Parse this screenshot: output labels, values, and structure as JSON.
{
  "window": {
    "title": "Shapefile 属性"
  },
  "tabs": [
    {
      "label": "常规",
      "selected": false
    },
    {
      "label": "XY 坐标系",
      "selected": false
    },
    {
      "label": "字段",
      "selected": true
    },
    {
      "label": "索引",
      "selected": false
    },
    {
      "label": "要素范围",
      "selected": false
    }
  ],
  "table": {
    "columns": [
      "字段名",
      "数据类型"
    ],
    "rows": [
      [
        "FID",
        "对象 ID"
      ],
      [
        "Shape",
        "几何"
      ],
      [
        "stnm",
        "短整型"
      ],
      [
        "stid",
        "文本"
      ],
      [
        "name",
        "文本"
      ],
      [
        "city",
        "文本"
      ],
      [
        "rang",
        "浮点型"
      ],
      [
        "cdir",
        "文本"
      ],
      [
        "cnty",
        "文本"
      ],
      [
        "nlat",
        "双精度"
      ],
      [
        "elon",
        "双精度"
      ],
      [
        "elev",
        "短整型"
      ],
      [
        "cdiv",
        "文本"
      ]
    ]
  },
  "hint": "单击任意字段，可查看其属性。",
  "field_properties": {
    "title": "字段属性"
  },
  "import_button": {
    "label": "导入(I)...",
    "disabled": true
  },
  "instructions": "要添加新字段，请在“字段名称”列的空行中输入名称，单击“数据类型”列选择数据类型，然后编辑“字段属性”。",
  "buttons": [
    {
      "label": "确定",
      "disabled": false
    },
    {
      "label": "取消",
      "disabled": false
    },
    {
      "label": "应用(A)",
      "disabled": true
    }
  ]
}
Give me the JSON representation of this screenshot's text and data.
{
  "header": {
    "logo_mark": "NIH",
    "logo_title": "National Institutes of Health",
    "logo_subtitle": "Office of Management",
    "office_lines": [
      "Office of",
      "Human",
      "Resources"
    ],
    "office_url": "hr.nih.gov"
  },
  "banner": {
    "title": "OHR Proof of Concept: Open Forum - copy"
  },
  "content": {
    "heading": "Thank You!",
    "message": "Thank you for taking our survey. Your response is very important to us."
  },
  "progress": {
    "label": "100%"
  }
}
__________
* **What is asked**
Copy every line in the listing above where the string "true" turns up.

* **Exercise response**
      "selected": true
    "disabled": true
      "disabled": true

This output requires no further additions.